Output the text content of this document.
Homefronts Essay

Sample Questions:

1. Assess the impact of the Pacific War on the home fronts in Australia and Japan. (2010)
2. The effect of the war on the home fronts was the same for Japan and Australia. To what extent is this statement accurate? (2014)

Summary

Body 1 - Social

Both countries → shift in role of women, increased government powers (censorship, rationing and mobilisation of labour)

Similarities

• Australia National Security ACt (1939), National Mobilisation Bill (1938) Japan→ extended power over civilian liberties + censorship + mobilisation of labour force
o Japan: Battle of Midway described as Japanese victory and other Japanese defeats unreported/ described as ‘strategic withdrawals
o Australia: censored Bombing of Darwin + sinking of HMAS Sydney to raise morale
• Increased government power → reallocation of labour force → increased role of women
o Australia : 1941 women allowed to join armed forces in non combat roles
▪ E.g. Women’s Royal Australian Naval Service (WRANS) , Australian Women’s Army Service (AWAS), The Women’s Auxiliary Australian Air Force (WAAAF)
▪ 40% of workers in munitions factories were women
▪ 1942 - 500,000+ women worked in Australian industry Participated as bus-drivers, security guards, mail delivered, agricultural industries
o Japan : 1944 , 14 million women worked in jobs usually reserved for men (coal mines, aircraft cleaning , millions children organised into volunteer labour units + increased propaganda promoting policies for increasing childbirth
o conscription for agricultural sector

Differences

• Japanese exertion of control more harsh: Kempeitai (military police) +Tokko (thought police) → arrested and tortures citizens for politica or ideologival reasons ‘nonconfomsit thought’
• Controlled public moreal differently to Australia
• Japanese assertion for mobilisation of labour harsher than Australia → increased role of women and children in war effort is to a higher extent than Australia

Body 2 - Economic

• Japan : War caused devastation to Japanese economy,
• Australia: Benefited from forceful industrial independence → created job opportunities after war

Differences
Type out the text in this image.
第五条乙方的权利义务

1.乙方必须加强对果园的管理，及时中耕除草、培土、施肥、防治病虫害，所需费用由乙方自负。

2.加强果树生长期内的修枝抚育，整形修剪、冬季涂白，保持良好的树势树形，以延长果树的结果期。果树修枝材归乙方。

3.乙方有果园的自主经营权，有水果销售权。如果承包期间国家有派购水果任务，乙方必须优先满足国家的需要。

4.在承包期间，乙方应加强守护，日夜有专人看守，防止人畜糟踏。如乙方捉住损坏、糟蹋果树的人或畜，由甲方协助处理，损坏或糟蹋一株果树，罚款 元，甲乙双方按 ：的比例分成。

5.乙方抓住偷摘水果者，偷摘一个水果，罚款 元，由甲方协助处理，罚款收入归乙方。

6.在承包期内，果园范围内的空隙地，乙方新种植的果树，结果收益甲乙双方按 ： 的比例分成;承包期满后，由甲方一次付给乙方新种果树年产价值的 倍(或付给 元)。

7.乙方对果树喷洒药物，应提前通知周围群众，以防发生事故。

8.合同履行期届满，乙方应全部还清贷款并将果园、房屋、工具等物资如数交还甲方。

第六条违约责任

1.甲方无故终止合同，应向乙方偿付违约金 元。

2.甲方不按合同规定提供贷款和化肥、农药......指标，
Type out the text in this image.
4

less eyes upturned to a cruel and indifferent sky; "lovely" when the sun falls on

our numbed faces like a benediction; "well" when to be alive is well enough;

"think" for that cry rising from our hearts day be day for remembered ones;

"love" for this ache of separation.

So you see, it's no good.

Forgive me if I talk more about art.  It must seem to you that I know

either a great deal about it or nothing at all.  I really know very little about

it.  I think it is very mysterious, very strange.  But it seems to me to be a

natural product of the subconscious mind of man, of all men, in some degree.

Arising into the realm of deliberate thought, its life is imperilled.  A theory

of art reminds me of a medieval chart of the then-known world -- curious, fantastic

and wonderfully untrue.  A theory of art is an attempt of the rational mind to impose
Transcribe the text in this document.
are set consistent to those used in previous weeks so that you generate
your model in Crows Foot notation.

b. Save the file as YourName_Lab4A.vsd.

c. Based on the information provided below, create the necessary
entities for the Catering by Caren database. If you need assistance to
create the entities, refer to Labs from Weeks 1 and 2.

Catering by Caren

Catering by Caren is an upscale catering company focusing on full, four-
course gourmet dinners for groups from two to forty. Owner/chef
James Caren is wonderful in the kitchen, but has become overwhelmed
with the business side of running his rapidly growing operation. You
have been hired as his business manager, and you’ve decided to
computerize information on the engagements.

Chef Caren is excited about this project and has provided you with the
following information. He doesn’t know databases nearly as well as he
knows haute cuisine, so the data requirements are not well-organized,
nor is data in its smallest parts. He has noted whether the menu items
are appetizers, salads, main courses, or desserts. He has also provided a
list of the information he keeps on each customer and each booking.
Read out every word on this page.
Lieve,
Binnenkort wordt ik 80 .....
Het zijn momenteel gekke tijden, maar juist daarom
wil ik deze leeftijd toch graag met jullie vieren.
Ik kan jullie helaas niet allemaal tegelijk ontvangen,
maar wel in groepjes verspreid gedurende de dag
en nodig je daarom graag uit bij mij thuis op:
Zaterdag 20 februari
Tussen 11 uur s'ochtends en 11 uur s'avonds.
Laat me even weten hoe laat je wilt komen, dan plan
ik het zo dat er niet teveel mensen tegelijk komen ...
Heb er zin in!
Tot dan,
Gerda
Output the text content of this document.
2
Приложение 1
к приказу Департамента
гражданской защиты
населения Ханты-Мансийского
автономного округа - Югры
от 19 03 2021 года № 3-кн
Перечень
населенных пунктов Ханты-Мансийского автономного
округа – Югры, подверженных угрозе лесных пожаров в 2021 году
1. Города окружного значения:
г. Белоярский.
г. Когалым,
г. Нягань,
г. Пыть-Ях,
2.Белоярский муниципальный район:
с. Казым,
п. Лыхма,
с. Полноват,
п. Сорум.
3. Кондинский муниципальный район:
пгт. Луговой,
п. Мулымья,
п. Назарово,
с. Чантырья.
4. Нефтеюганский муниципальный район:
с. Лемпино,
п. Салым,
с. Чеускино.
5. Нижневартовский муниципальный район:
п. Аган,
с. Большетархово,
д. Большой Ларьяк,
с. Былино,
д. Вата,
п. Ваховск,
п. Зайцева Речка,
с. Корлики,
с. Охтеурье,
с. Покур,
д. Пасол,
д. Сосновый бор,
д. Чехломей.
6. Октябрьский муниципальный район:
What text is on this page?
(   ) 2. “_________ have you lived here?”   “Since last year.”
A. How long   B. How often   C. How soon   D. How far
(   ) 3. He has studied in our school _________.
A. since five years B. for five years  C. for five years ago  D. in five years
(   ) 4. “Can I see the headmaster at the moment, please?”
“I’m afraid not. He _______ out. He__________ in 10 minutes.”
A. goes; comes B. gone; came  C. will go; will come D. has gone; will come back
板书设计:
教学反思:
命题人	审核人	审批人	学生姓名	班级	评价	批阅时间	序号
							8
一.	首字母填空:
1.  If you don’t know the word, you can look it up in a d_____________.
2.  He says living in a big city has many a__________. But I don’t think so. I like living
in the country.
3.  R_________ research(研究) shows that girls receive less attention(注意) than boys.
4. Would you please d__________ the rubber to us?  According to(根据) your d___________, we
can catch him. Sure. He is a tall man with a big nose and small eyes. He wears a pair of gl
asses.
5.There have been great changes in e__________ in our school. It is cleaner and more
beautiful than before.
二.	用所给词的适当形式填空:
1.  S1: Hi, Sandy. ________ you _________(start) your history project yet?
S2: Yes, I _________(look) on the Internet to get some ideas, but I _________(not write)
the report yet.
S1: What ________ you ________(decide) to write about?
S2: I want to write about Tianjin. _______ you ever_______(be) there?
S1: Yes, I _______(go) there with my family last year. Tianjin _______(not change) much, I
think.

....

Write down all the entries again without a single difference.

» EXERCISE OUTPUT:
Output the text content of this document.
Homefronts Essay

Sample Questions:

1. Assess the impact of the Pacific War on the home fronts in Australia and Japan. (2010)
2. The effect of the war on the home fronts was the same for Japan and Australia. To what extent is this statement accurate? (2014)

Summary

Body 1 - Social

Both countries → shift in role of women, increased government powers (censorship, rationing and mobilisation of labour)

Similarities

• Australia National Security ACt (1939), National Mobilisation Bill (1938) Japan→ extended power over civilian liberties + censorship + mobilisation of labour force
o Japan: Battle of Midway described as Japanese victory and other Japanese defeats unreported/ described as ‘strategic withdrawals
o Australia: censored Bombing of Darwin + sinking of HMAS Sydney to raise morale
• Increased government power → reallocation of labour force → increased role of women
o Australia : 1941 women allowed to join armed forces in non combat roles
▪ E.g. Women’s Royal Australian Naval Service (WRANS) , Australian Women’s Army Service (AWAS), The Women’s Auxiliary Australian Air Force (WAAAF)
▪ 40% of workers in munitions factories were women
▪ 1942 - 500,000+ women worked in Australian industry Participated as bus-drivers, security guards, mail delivered, agricultural industries
o Japan : 1944 , 14 million women worked in jobs usually reserved for men (coal mines, aircraft cleaning , millions children organised into volunteer labour units + increased propaganda promoting policies for increasing childbirth
o conscription for agricultural sector

Differences

• Japanese exertion of control more harsh: Kempeitai (military police) +Tokko (thought police) → arrested and tortures citizens for politica or ideologival reasons ‘nonconfomsit thought’
• Controlled public moreal differently to Australia
• Japanese assertion for mobilisation of labour harsher than Australia → increased role of women and children in war effort is to a higher extent than Australia

Body 2 - Economic

• Japan : War caused devastation to Japanese economy,
• Australia: Benefited from forceful industrial independence → created job opportunities after war

Differences
Type out the text in this image.
第五条乙方的权利义务

1.乙方必须加强对果园的管理，及时中耕除草、培土、施肥、防治病虫害，所需费用由乙方自负。

2.加强果树生长期内的修枝抚育，整形修剪、冬季涂白，保持良好的树势树形，以延长果树的结果期。果树修枝材归乙方。

3.乙方有果园的自主经营权，有水果销售权。如果承包期间国家有派购水果任务，乙方必须优先满足国家的需要。

4.在承包期间，乙方应加强守护，日夜有专人看守，防止人畜糟踏。如乙方捉住损坏、糟蹋果树的人或畜，由甲方协助处理，损坏或糟蹋一株果树，罚款 元，甲乙双方按 ：的比例分成。

5.乙方抓住偷摘水果者，偷摘一个水果，罚款 元，由甲方协助处理，罚款收入归乙方。

6.在承包期内，果园范围内的空隙地，乙方新种植的果树，结果收益甲乙双方按 ： 的比例分成;承包期满后，由甲方一次付给乙方新种果树年产价值的 倍(或付给 元)。

7.乙方对果树喷洒药物，应提前通知周围群众，以防发生事故。

8.合同履行期届满，乙方应全部还清贷款并将果园、房屋、工具等物资如数交还甲方。

第六条违约责任

1.甲方无故终止合同，应向乙方偿付违约金 元。

2.甲方不按合同规定提供贷款和化肥、农药......指标，
Type out the text in this image.
4

less eyes upturned to a cruel and indifferent sky; "lovely" when the sun falls on

our numbed faces like a benediction; "well" when to be alive is well enough;

"think" for that cry rising from our hearts day be day for remembered ones;

"love" for this ache of separation.

So you see, it's no good.

Forgive me if I talk more about art.  It must seem to you that I know

either a great deal about it or nothing at all.  I really know very little about

it.  I think it is very mysterious, very strange.  But it seems to me to be a

natural product of the subconscious mind of man, of all men, in some degree.

Arising into the realm of deliberate thought, its life is imperilled.  A theory

of art reminds me of a medieval chart of the then-known world -- curious, fantastic

and wonderfully untrue.  A theory of art is an attempt of the rational mind to impose
Transcribe the text in this document.
are set consistent to those used in previous weeks so that you generate
your model in Crows Foot notation.

b. Save the file as YourName_Lab4A.vsd.

c. Based on the information provided below, create the necessary
entities for the Catering by Caren database. If you need assistance to
create the entities, refer to Labs from Weeks 1 and 2.

Catering by Caren

Catering by Caren is an upscale catering company focusing on full, four-
course gourmet dinners for groups from two to forty. Owner/chef
James Caren is wonderful in the kitchen, but has become overwhelmed
with the business side of running his rapidly growing operation. You
have been hired as his business manager, and you’ve decided to
computerize information on the engagements.

Chef Caren is excited about this project and has provided you with the
following information. He doesn’t know databases nearly as well as he
knows haute cuisine, so the data requirements are not well-organized,
nor is data in its smallest parts. He has noted whether the menu items
are appetizers, salads, main courses, or desserts. He has also provided a
list of the information he keeps on each customer and each booking.
Read out every word on this page.
Lieve,
Binnenkort wordt ik 80 .....
Het zijn momenteel gekke tijden, maar juist daarom
wil ik deze leeftijd toch graag met jullie vieren.
Ik kan jullie helaas niet allemaal tegelijk ontvangen,
maar wel in groepjes verspreid gedurende de dag
en nodig je daarom graag uit bij mij thuis op:
Zaterdag 20 februari
Tussen 11 uur s'ochtends en 11 uur s'avonds.
Laat me even weten hoe laat je wilt komen, dan plan
ik het zo dat er niet teveel mensen tegelijk komen ...
Heb er zin in!
Tot dan,
Gerda
Output the text content of this document.
2
Приложение 1
к приказу Департамента
гражданской защиты
населения Ханты-Мансийского
автономного округа - Югры
от 19 03 2021 года № 3-кн
Перечень
населенных пунктов Ханты-Мансийского автономного
округа – Югры, подверженных угрозе лесных пожаров в 2021 году
1. Города окружного значения:
г. Белоярский.
г. Когалым,
г. Нягань,
г. Пыть-Ях,
2.Белоярский муниципальный район:
с. Казым,
п. Лыхма,
с. Полноват,
п. Сорум.
3. Кондинский муниципальный район:
пгт. Луговой,
п. Мулымья,
п. Назарово,
с. Чантырья.
4. Нефтеюганский муниципальный район:
с. Лемпино,
п. Салым,
с. Чеускино.
5. Нижневартовский муниципальный район:
п. Аган,
с. Большетархово,
д. Большой Ларьяк,
с. Былино,
д. Вата,
п. Ваховск,
п. Зайцева Речка,
с. Корлики,
с. Охтеурье,
с. Покур,
д. Пасол,
д. Сосновый бор,
д. Чехломей.
6. Октябрьский муниципальный район:
What text is on this page?
(   ) 2. “_________ have you lived here?”   “Since last year.”
A. How long   B. How often   C. How soon   D. How far
(   ) 3. He has studied in our school _________.
A. since five years B. for five years  C. for five years ago  D. in five years
(   ) 4. “Can I see the headmaster at the moment, please?”
“I’m afraid not. He _______ out. He__________ in 10 minutes.”
A. goes; comes B. gone; came  C. will go; will come D. has gone; will come back
板书设计:
教学反思:
命题人	审核人	审批人	学生姓名	班级	评价	批阅时间	序号
							8
一.	首字母填空:
1.  If you don’t know the word, you can look it up in a d_____________.
2.  He says living in a big city has many a__________. But I don’t think so. I like living
in the country.
3.  R_________ research(研究) shows that girls receive less attention(注意) than boys.
4. Would you please d__________ the rubber to us?  According to(根据) your d___________, we
can catch him. Sure. He is a tall man with a big nose and small eyes. He wears a pair of gl
asses.
5.There have been great changes in e__________ in our school. It is cleaner and more
beautiful than before.
二.	用所给词的适当形式填空:
1.  S1: Hi, Sandy. ________ you _________(start) your history project yet?
S2: Yes, I _________(look) on the Internet to get some ideas, but I _________(not write)
the report yet.
S1: What ________ you ________(decide) to write about?
S2: I want to write about Tianjin. _______ you ever_______(be) there?
S1: Yes, I _______(go) there with my family last year. Tianjin _______(not change) much, I
think.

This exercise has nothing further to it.